(Working data)

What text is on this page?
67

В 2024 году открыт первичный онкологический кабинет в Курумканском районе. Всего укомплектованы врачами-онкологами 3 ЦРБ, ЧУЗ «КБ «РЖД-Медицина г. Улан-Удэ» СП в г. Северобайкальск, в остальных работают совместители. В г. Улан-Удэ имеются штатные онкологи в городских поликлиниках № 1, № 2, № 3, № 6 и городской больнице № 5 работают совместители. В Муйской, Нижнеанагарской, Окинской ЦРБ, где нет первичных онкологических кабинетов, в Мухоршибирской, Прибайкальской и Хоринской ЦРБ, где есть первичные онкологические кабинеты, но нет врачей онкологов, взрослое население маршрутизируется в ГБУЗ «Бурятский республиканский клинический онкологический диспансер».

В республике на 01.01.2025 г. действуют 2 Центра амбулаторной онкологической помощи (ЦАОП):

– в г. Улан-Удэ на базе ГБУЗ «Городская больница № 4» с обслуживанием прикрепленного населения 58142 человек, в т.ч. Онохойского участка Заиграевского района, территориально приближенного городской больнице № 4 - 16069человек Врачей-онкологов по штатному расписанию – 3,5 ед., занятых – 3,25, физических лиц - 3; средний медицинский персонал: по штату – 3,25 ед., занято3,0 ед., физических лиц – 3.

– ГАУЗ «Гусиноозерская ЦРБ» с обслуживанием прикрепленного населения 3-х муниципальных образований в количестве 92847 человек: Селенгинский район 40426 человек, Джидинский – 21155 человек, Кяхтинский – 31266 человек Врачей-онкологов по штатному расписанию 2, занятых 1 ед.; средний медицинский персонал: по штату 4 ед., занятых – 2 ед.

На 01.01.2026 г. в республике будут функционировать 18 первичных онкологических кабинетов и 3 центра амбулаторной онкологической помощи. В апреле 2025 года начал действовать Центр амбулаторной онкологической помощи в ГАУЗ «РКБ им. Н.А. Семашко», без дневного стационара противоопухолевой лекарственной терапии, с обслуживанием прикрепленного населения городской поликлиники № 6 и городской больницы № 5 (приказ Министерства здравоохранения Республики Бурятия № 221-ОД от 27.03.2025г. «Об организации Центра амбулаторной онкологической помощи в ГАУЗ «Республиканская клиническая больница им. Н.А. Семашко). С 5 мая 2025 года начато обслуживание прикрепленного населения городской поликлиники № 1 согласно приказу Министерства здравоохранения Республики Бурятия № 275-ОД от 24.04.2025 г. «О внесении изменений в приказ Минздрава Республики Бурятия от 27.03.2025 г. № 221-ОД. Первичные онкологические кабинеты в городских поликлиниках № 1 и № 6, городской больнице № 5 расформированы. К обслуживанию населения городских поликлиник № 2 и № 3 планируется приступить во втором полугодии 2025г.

(Set problem) Every line of the records above needs to be given again exactly.

(Reply)
What text is on this page?
67

В 2024 году открыт первичный онкологический кабинет в Курумканском районе. Всего укомплектованы врачами-онкологами 3 ЦРБ, ЧУЗ «КБ «РЖД-Медицина г. Улан-Удэ» СП в г. Северобайкальск, в остальных работают совместители. В г. Улан-Удэ имеются штатные онкологи в городских поликлиниках № 1, № 2, № 3, № 6 и городской больнице № 5 работают совместители. В Муйской, Нижнеанагарской, Окинской ЦРБ, где нет первичных онкологических кабинетов, в Мухоршибирской, Прибайкальской и Хоринской ЦРБ, где есть первичные онкологические кабинеты, но нет врачей онкологов, взрослое население маршрутизируется в ГБУЗ «Бурятский республиканский клинический онкологический диспансер».

В республике на 01.01.2025 г. действуют 2 Центра амбулаторной онкологической помощи (ЦАОП):

– в г. Улан-Удэ на базе ГБУЗ «Городская больница № 4» с обслуживанием прикрепленного населения 58142 человек, в т.ч. Онохойского участка Заиграевского района, территориально приближенного городской больнице № 4 - 16069человек Врачей-онкологов по штатному расписанию – 3,5 ед., занятых – 3,25, физических лиц - 3; средний медицинский персонал: по штату – 3,25 ед., занято3,0 ед., физических лиц – 3.

– ГАУЗ «Гусиноозерская ЦРБ» с обслуживанием прикрепленного населения 3-х муниципальных образований в количестве 92847 человек: Селенгинский район 40426 человек, Джидинский – 21155 человек, Кяхтинский – 31266 человек Врачей-онкологов по штатному расписанию 2, занятых 1 ед.; средний медицинский персонал: по штату 4 ед., занятых – 2 ед.

На 01.01.2026 г. в республике будут функционировать 18 первичных онкологических кабинетов и 3 центра амбулаторной онкологической помощи. В апреле 2025 года начал действовать Центр амбулаторной онкологической помощи в ГАУЗ «РКБ им. Н.А. Семашко», без дневного стационара противоопухолевой лекарственной терапии, с обслуживанием прикрепленного населения городской поликлиники № 6 и городской больницы № 5 (приказ Министерства здравоохранения Республики Бурятия № 221-ОД от 27.03.2025г. «Об организации Центра амбулаторной онкологической помощи в ГАУЗ «Республиканская клиническая больница им. Н.А. Семашко). С 5 мая 2025 года начато обслуживание прикрепленного населения городской поликлиники № 1 согласно приказу Министерства здравоохранения Республики Бурятия № 275-ОД от 24.04.2025 г. «О внесении изменений в приказ Минздрава Республики Бурятия от 27.03.2025 г. № 221-ОД. Первичные онкологические кабинеты в городских поликлиниках № 1 и № 6, городской больнице № 5 расформированы. К обслуживанию населения городских поликлиник № 2 и № 3 планируется приступить во втором полугодии 2025г.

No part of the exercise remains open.